Work instructions: Search the records for "XAUUSD". Copy every line where it appears.

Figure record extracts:
## START

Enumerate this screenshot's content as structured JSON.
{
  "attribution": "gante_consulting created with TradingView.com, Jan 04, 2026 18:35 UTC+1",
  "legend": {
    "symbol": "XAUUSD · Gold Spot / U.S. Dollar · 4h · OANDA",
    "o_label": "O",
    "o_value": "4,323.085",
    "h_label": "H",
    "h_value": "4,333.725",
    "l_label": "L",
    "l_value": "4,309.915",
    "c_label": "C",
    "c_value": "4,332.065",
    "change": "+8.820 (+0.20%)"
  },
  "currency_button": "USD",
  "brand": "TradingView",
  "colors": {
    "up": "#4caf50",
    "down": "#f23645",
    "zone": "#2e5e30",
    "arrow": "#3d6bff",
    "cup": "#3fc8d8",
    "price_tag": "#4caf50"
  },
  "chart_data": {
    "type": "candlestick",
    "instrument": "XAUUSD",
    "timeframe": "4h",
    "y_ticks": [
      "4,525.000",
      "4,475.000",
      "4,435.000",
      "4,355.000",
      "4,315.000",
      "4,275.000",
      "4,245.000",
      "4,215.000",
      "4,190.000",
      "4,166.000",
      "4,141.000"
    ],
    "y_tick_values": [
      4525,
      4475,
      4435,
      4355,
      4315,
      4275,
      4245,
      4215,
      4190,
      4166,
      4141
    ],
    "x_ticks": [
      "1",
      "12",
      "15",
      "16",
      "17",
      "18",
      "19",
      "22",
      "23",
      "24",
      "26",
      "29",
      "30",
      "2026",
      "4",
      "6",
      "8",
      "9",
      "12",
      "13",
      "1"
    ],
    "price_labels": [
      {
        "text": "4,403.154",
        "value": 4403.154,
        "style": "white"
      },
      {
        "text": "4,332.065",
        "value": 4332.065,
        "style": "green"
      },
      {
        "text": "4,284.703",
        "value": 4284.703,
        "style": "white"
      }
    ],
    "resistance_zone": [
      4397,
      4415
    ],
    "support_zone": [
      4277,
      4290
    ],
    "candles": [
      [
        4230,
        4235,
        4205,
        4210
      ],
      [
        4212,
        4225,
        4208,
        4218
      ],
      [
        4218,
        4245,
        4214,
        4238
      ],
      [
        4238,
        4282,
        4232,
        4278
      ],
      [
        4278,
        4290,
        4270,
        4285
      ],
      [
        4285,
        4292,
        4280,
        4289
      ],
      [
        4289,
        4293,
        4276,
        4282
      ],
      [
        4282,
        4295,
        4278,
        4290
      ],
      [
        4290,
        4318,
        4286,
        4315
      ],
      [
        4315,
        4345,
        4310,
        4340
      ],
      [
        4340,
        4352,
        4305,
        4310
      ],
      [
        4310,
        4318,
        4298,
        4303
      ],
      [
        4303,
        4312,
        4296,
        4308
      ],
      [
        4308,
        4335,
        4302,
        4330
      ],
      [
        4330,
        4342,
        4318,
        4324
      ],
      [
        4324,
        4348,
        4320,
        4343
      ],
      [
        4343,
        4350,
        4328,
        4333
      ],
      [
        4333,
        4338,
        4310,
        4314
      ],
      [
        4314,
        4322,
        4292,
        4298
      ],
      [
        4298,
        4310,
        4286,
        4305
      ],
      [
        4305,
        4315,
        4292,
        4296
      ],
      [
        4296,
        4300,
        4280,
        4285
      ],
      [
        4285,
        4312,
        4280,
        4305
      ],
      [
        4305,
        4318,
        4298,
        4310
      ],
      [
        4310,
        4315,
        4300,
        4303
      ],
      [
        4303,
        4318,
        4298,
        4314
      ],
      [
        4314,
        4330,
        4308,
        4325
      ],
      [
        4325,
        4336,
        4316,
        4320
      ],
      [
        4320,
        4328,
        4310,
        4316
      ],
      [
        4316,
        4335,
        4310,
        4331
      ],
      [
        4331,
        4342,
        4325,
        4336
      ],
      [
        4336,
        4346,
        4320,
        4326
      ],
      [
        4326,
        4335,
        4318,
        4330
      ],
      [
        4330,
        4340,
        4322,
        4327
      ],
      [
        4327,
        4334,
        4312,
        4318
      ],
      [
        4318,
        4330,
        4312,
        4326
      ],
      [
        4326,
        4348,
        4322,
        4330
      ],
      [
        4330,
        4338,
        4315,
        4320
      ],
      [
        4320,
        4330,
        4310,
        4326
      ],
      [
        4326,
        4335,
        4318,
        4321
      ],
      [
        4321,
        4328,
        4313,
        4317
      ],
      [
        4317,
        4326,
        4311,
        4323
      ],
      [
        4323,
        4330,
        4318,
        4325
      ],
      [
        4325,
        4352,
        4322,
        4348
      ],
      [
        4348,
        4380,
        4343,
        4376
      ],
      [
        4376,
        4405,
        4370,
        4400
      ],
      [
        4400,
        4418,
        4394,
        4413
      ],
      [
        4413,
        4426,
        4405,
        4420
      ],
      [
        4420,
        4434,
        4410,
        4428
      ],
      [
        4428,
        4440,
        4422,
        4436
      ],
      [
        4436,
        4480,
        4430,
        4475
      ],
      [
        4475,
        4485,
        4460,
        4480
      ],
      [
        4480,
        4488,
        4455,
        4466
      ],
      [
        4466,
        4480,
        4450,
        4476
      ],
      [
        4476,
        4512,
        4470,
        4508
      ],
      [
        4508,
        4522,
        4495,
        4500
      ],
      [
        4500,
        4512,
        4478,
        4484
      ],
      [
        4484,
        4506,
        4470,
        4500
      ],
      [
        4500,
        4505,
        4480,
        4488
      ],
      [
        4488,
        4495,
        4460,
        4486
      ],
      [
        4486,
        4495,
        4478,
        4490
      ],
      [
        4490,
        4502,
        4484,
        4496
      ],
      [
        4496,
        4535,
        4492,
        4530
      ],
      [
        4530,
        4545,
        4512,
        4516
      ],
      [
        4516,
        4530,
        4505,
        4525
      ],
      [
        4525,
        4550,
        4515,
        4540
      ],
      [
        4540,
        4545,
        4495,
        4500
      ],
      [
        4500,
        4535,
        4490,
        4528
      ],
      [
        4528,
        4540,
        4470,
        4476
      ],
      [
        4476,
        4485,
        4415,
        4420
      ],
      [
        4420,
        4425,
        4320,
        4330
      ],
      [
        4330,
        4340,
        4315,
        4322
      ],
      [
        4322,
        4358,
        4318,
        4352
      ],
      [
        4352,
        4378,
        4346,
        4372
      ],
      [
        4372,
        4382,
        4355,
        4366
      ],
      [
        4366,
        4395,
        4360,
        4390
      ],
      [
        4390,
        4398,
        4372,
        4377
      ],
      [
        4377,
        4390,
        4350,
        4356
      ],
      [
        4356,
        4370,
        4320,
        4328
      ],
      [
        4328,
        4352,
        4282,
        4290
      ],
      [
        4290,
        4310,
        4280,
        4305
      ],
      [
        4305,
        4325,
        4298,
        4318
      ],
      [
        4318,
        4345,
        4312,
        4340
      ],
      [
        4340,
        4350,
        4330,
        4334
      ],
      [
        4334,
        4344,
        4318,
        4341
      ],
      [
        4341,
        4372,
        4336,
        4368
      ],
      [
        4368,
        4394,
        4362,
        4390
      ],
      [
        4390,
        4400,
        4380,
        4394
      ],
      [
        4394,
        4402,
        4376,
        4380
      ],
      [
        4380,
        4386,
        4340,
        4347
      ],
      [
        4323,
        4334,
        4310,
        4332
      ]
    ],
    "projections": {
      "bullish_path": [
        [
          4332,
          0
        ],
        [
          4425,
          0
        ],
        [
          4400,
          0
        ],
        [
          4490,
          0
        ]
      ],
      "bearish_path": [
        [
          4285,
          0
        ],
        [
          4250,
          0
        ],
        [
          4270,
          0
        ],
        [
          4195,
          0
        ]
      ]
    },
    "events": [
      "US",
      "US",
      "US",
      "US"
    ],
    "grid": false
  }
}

## END
## START

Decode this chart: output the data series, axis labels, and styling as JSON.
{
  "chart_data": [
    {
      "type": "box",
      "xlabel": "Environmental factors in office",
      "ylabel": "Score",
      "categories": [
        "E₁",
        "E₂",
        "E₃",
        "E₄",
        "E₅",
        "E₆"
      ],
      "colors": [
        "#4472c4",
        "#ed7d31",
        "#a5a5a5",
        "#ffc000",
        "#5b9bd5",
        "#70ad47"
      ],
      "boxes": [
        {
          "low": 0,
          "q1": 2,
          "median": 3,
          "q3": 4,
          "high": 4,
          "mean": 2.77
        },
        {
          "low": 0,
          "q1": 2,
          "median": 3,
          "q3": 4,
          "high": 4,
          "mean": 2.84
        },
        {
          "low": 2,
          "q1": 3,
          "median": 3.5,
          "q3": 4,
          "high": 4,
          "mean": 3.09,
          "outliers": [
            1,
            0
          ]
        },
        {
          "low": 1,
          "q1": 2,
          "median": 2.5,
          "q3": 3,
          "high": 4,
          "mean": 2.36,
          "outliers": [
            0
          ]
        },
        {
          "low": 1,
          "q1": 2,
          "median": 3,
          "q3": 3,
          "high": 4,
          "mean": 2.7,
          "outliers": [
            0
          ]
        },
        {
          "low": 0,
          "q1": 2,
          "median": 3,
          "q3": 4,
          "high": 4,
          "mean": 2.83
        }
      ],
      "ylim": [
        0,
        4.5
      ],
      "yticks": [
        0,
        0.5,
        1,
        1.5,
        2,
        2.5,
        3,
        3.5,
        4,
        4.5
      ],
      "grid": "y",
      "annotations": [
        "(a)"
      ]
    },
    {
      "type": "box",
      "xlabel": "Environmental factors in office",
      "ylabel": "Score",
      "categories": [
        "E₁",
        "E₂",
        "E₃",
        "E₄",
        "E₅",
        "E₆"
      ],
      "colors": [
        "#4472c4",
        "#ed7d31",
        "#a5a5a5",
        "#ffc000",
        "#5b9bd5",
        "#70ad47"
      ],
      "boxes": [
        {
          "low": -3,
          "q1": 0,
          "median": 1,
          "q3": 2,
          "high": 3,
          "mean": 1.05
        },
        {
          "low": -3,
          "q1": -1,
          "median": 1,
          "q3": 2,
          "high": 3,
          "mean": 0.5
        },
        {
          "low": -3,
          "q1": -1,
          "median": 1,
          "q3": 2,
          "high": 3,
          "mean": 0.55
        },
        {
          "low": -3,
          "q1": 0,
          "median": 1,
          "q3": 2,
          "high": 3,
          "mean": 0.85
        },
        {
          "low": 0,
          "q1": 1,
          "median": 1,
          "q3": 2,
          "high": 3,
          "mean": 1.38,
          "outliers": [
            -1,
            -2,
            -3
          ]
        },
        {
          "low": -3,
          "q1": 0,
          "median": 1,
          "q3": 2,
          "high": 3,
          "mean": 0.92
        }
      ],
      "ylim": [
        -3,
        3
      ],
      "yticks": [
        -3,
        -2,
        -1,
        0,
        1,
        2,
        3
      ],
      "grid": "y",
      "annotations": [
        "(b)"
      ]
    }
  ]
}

## END
## START

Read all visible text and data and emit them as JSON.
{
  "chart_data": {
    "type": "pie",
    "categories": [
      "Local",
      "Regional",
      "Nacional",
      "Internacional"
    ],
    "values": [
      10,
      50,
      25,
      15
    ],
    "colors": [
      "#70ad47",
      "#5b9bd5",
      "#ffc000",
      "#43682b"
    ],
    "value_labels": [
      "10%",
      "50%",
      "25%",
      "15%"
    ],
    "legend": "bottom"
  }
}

## END

Answer in full:
    "symbol": "XAUUSD · Gold Spot / U.S. Dollar · 4h · OANDA",
    "instrument": "XAUUSD",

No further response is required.